Given passage:
In often testy exchanges with Republicans who accused him of a cover-up, Michael Morell flatly denied that he "inappropriately altered and influenced" the infamous Benghazi talking points to downplay the role of terrorism in the attacks.
But he acknowledged overruling the wishes of his boss at the time, CIA Director David H. Petraeus, by excising from the talking points information that the CIA had warned about possible al Qaeda terrorist attacks in Libya before the Benghazi tragedy unfolded on Sept. 11, 2012, killing ambassador J. Christopher Stevens and three other Americans.
"I saw the language as self-serving and defensive on the agency's part," Mr. Morell replied to skeptical lawmakers. "Here was a tragic event, and we were saying, 'We told you so.' This was wrong, in my view, and would have been seen as an attempt to make the CIA look good and shift any possible blame for failing to see the risk of an attack from the agency to the State Department."
He also said references to al Qaeda were removed from the talking points because of concern at the CIA that leaving them in the public narrative could have jeopardized classified sources.
"The only way we knew that anybody who was involved in that attack that night was associated with al Qaeda was from classified sources," he said. "To leave it in, the [CIA] director would have had to declassify that information."
The 33-year veteran of the CIA, who served Democratic and Republican presidents, provided the first concrete timeline of when the CIA began to understand that the original reports were wrong.

Stored data:
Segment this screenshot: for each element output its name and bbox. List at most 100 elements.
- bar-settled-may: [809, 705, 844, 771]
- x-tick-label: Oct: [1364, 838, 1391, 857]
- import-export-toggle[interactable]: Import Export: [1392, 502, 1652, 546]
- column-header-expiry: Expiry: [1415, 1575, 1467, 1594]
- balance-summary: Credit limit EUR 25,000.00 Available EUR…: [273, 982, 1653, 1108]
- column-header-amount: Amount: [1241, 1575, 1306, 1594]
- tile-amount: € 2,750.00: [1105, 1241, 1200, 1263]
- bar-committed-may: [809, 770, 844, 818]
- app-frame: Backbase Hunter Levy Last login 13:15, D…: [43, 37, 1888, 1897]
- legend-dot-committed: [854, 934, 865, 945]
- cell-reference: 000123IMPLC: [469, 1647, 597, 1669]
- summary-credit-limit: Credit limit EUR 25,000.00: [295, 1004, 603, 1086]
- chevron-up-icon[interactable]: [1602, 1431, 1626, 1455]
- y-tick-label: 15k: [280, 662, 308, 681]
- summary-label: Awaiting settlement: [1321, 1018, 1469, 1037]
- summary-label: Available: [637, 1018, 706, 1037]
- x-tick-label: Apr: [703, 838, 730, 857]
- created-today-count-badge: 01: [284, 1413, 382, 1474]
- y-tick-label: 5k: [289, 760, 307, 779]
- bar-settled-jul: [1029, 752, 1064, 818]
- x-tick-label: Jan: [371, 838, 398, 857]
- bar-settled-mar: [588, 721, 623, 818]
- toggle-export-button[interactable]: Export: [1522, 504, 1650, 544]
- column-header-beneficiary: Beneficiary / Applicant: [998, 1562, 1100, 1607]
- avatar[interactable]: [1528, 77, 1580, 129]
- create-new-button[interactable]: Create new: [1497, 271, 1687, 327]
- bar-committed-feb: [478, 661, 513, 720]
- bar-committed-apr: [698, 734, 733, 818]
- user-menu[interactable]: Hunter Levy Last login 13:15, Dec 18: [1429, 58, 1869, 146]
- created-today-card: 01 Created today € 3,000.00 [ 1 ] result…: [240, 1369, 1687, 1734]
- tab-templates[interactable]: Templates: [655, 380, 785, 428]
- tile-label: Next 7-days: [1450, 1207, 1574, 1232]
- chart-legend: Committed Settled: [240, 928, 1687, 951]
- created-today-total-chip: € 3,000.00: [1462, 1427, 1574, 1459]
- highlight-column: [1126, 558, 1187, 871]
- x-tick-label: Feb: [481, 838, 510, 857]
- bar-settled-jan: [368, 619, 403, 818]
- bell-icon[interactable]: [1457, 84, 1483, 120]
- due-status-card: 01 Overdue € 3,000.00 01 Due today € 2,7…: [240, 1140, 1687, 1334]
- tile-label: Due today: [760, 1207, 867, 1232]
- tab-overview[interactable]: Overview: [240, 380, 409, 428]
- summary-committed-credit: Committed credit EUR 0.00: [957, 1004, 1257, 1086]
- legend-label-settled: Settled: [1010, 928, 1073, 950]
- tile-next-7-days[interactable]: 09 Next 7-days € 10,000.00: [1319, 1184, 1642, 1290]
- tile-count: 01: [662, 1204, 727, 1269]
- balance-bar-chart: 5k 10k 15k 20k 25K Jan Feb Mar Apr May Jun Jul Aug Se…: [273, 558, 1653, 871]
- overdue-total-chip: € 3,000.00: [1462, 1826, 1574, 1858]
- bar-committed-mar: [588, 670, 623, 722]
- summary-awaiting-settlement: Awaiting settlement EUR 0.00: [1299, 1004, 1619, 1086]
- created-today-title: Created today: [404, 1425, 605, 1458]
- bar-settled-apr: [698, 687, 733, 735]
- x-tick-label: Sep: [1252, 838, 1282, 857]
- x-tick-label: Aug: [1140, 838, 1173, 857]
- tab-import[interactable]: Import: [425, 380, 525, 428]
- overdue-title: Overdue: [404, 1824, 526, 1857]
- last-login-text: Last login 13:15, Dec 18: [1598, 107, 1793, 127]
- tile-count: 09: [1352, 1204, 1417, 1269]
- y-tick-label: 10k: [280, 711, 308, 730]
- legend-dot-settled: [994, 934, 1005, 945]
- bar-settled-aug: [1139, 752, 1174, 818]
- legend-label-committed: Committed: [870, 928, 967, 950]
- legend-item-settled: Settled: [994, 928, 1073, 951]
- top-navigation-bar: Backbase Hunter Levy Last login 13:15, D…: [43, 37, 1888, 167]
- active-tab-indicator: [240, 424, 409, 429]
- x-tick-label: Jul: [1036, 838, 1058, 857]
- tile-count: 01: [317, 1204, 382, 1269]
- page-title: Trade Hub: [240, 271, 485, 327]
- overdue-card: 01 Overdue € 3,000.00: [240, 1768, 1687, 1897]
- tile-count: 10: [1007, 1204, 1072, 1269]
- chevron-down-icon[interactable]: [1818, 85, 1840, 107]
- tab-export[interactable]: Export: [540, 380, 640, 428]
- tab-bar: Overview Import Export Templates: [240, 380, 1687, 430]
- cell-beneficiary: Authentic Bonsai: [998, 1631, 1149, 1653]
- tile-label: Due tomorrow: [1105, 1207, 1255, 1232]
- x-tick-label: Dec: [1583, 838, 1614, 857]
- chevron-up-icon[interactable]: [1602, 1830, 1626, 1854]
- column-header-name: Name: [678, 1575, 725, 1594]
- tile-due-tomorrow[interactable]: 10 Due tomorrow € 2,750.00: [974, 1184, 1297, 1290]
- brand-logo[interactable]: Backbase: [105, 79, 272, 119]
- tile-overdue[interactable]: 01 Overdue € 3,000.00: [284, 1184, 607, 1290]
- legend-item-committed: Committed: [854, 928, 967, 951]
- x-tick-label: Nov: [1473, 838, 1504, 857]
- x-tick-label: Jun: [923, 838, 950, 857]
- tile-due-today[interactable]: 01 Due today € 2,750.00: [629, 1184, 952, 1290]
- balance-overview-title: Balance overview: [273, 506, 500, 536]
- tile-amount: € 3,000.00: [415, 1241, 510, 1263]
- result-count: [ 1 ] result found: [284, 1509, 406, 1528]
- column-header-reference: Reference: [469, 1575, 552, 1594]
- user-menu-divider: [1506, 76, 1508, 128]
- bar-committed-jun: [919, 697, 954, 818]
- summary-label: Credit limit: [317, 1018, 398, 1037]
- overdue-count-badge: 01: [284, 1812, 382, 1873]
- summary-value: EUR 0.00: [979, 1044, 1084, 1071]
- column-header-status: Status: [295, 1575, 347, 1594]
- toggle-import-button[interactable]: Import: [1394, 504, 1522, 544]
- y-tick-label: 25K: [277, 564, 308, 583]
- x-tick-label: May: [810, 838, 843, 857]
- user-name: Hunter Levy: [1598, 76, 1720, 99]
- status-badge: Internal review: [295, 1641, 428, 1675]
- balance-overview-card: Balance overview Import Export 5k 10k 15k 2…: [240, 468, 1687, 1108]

Task requirements:
1. In the excerpt about Michael Morell's testimony on the Benghazi talking points, how many years did Morell serve at the CIA?
2. Translate this sentence from the excerpt about Michael Morell's testimony into Spanish: "He also said references to al Qaeda were removed from the talking points because of concern at the CIA that leaving them in the public narrative could have jeopardized classified sources."
3. Carry on the excerpt about Michael Morell's testimony on the Benghazi talking points, picking up right after its last sentence.

Answers to each task:
1. He served at the CIA for 33 years.

2. También dijo que las referencias a al Qaeda se eliminaron de los puntos de discusión debido a la preocupación en la CIA de que mantenerlas en la versión pública podría haber puesto en peligro fuentes clasificadas.

3.
He testified that the agency first learned Sept. 14 that there appeared to be no protest on the ground from a report from its officers in Libya, and that a day later the CIA's station chief sent an email reinforcing that the attack was not preceded by a protest.
Mr. Morell said he shared that information with White House officials, including Deputy National Security Adviser Denis McDonough, during a meeting on Sept. 15, 2012, but added that he did not edit the protest information from draft talking points because CIA analysts had not definitively ruled out the protest.
"The analysts had an evidentiary basis to make the judgment that there was a protest ongoing at the time of the attack," he testified. "Altogether, there were roughly a dozen or so reports indicating that this was the case."
The next day, Sept. 16, U.N. Ambassador Susan E. Rice went on Sunday talk shows with the account that the attack was believed to have been started by protests over an American made anti-Islam video.
Mr. Morell testified that he did not know the talking points he had worked on would be used by Ms. Rice for the purpose of a public account on TV.
Nonetheless, by Sept. 18, 2012, two days after Ms. Rice's appearance, the CIA received a report from the Libyan government that security footage outside the Benghazi complex showed no protest before the attack. U.S. officials reviewed the footage over the next few days and by Sept. 22, the intelligence community revised its analysis and formally declared the attack was related to terrorism and was not proceeded by a protest over the anti-Islam video, Mr. Morell said.
Despite that formal finding of the intelligence community, Obama administration officials continued for weeks afterward to use various versions of the protest or video as part of the Benghazi storyline. A full three days after the U.S. intelligence community officials debunked the protest over the video, President Obama appeared to link the attack to the video in a speech he gave Sept. 26, 2012, at the United Nations.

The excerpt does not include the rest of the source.